Reproduce each of the following lines verbatim, in the order given.

**Exercise materials**
····················

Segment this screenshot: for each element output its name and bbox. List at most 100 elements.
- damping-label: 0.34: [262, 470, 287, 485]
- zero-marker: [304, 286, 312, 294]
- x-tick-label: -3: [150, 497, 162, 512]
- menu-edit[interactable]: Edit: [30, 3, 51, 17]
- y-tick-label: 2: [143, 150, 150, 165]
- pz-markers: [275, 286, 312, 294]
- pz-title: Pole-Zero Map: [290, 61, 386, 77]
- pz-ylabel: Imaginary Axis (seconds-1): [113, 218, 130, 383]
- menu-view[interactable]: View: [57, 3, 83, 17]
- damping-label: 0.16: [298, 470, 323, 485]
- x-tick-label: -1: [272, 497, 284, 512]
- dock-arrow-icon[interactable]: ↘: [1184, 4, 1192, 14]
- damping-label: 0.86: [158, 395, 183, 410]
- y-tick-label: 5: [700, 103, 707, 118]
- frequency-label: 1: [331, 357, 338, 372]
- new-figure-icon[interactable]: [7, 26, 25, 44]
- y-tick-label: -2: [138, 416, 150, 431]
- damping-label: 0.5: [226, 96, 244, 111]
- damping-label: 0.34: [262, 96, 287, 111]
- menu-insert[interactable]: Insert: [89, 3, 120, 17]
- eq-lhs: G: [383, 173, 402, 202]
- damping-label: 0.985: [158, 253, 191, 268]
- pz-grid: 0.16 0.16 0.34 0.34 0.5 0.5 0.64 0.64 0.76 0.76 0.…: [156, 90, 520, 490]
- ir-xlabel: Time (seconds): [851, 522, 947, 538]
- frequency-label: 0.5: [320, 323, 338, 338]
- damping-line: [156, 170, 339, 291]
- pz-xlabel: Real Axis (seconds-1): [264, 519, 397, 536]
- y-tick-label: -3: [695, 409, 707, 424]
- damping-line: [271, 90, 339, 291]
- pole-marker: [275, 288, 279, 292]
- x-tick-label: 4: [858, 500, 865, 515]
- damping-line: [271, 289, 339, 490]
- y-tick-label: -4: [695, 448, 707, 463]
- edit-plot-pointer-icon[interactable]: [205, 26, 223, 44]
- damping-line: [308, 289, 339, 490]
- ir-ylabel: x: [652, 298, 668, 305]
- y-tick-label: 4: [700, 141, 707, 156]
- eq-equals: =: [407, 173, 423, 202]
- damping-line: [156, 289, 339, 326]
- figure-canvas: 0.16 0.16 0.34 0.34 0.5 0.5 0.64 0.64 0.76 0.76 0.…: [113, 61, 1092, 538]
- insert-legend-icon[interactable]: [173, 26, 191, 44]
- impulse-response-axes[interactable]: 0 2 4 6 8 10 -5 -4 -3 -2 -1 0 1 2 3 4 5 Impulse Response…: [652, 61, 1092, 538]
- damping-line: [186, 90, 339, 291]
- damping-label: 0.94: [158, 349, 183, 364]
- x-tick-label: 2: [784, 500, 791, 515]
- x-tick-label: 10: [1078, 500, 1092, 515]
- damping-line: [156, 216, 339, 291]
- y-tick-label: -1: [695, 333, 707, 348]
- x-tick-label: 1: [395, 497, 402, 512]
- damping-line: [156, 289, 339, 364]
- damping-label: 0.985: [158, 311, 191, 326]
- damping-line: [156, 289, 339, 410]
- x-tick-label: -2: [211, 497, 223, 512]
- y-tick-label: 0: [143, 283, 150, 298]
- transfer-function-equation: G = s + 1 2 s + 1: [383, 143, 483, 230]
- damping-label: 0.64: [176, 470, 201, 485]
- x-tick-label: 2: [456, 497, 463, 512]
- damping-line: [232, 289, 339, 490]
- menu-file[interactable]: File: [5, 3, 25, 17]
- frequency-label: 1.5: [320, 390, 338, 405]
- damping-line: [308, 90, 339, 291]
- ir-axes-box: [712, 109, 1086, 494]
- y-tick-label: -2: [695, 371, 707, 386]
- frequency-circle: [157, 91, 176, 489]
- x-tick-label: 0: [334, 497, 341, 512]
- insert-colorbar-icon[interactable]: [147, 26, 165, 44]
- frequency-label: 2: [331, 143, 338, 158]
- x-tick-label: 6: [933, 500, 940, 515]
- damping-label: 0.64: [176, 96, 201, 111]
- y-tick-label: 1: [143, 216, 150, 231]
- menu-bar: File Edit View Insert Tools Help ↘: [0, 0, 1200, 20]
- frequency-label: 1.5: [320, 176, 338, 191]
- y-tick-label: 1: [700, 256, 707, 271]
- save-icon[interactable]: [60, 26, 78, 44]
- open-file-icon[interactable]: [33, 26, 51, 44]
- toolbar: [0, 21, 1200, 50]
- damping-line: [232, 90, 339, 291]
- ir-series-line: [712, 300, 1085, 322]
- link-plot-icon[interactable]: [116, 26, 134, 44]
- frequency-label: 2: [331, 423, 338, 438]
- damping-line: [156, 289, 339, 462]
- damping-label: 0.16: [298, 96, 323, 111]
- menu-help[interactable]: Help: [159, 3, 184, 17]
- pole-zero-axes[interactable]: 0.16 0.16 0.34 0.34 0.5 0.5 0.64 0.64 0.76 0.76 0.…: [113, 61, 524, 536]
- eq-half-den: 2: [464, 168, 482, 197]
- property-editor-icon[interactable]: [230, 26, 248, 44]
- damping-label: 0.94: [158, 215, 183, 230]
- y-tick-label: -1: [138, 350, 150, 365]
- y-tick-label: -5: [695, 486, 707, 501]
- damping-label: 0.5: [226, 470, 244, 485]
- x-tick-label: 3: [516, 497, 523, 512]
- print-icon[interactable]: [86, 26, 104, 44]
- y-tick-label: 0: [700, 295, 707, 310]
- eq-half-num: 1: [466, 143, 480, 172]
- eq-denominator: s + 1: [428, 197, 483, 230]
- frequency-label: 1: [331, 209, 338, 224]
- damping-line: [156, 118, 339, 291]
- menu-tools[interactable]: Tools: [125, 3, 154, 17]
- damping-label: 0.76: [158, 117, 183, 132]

····················

**Response below**
Segment this screenshot: for each element output its name and bbox. List at most 100 elements.
- damping-label: 0.34: [262, 470, 287, 485]
- zero-marker: [304, 286, 312, 294]
- x-tick-label: -3: [150, 497, 162, 512]
- menu-edit[interactable]: Edit: [30, 3, 51, 17]
- y-tick-label: 2: [143, 150, 150, 165]
- pz-markers: [275, 286, 312, 294]
- pz-title: Pole-Zero Map: [290, 61, 386, 77]
- pz-ylabel: Imaginary Axis (seconds-1): [113, 218, 130, 383]
- menu-view[interactable]: View: [57, 3, 83, 17]
- damping-label: 0.16: [298, 470, 323, 485]
- x-tick-label: -1: [272, 497, 284, 512]
- dock-arrow-icon[interactable]: ↘: [1184, 4, 1192, 14]
- damping-label: 0.86: [158, 395, 183, 410]
- y-tick-label: 5: [700, 103, 707, 118]
- frequency-label: 1: [331, 357, 338, 372]
- new-figure-icon[interactable]: [7, 26, 25, 44]
- y-tick-label: -2: [138, 416, 150, 431]
- damping-label: 0.5: [226, 96, 244, 111]
- damping-label: 0.34: [262, 96, 287, 111]
- menu-insert[interactable]: Insert: [89, 3, 120, 17]
- eq-lhs: G: [383, 173, 402, 202]
- damping-label: 0.985: [158, 253, 191, 268]
- pz-grid: 0.16 0.16 0.34 0.34 0.5 0.5 0.64 0.64 0.76 0.76 0.…: [156, 90, 520, 490]
- ir-xlabel: Time (seconds): [851, 522, 947, 538]
- frequency-label: 0.5: [320, 323, 338, 338]
- damping-line: [156, 170, 339, 291]
- pz-xlabel: Real Axis (seconds-1): [264, 519, 397, 536]
- y-tick-label: -3: [695, 409, 707, 424]
- damping-line: [271, 90, 339, 291]
- pole-marker: [275, 288, 279, 292]
- x-tick-label: 4: [858, 500, 865, 515]
- damping-line: [271, 289, 339, 490]
- y-tick-label: -4: [695, 448, 707, 463]
- edit-plot-pointer-icon[interactable]: [205, 26, 223, 44]
- damping-line: [308, 289, 339, 490]
- ir-ylabel: x: [652, 298, 668, 305]
- y-tick-label: 4: [700, 141, 707, 156]
- eq-equals: =: [407, 173, 423, 202]
- damping-line: [156, 289, 339, 326]
- figure-canvas: 0.16 0.16 0.34 0.34 0.5 0.5 0.64 0.64 0.76 0.76 0.…: [113, 61, 1092, 538]
- insert-legend-icon[interactable]: [173, 26, 191, 44]
- impulse-response-axes[interactable]: 0 2 4 6 8 10 -5 -4 -3 -2 -1 0 1 2 3 4 5 Impulse Response…: [652, 61, 1092, 538]
- damping-line: [186, 90, 339, 291]
- damping-label: 0.94: [158, 349, 183, 364]
- x-tick-label: 2: [784, 500, 791, 515]
- x-tick-label: 10: [1078, 500, 1092, 515]
- damping-line: [156, 216, 339, 291]
- y-tick-label: -1: [695, 333, 707, 348]
- x-tick-label: 1: [395, 497, 402, 512]
- damping-line: [156, 289, 339, 364]
- damping-label: 0.985: [158, 311, 191, 326]
- damping-line: [156, 289, 339, 410]
- x-tick-label: -2: [211, 497, 223, 512]
- y-tick-label: 0: [143, 283, 150, 298]
- transfer-function-equation: G = s + 1 2 s + 1: [383, 143, 483, 230]
- damping-label: 0.64: [176, 470, 201, 485]
- x-tick-label: 2: [456, 497, 463, 512]
- damping-line: [232, 289, 339, 490]
- menu-file[interactable]: File: [5, 3, 25, 17]
- frequency-label: 1.5: [320, 390, 338, 405]
- damping-line: [308, 90, 339, 291]
- ir-axes-box: [712, 109, 1086, 494]
- y-tick-label: -2: [695, 371, 707, 386]
- frequency-circle: [157, 91, 176, 489]
- x-tick-label: 0: [334, 497, 341, 512]
- insert-colorbar-icon[interactable]: [147, 26, 165, 44]
- frequency-label: 2: [331, 143, 338, 158]
- x-tick-label: 6: [933, 500, 940, 515]
- damping-label: 0.64: [176, 96, 201, 111]
- y-tick-label: 1: [143, 216, 150, 231]
- menu-bar: File Edit View Insert Tools Help ↘: [0, 0, 1200, 20]
- frequency-label: 1.5: [320, 176, 338, 191]
- y-tick-label: 1: [700, 256, 707, 271]
- save-icon[interactable]: [60, 26, 78, 44]
- open-file-icon[interactable]: [33, 26, 51, 44]
- toolbar: [0, 21, 1200, 50]
- damping-line: [232, 90, 339, 291]
- ir-series-line: [712, 300, 1085, 322]
- link-plot-icon[interactable]: [116, 26, 134, 44]
- frequency-label: 2: [331, 423, 338, 438]
- damping-line: [156, 289, 339, 462]
- damping-label: 0.16: [298, 96, 323, 111]
- menu-help[interactable]: Help: [159, 3, 184, 17]
- pole-zero-axes[interactable]: 0.16 0.16 0.34 0.34 0.5 0.5 0.64 0.64 0.76 0.76 0.…: [113, 61, 524, 536]
- eq-half-den: 2: [464, 168, 482, 197]
- property-editor-icon[interactable]: [230, 26, 248, 44]
- damping-label: 0.94: [158, 215, 183, 230]
- y-tick-label: -1: [138, 350, 150, 365]
- y-tick-label: -5: [695, 486, 707, 501]
- damping-label: 0.5: [226, 470, 244, 485]
- x-tick-label: 3: [516, 497, 523, 512]
- print-icon[interactable]: [86, 26, 104, 44]
- y-tick-label: 0: [700, 295, 707, 310]
- eq-half-num: 1: [466, 143, 480, 172]
- eq-denominator: s + 1: [428, 197, 483, 230]
- frequency-label: 1: [331, 209, 338, 224]
- damping-line: [156, 118, 339, 291]
- menu-tools[interactable]: Tools: [125, 3, 154, 17]
- damping-label: 0.76: [158, 117, 183, 132]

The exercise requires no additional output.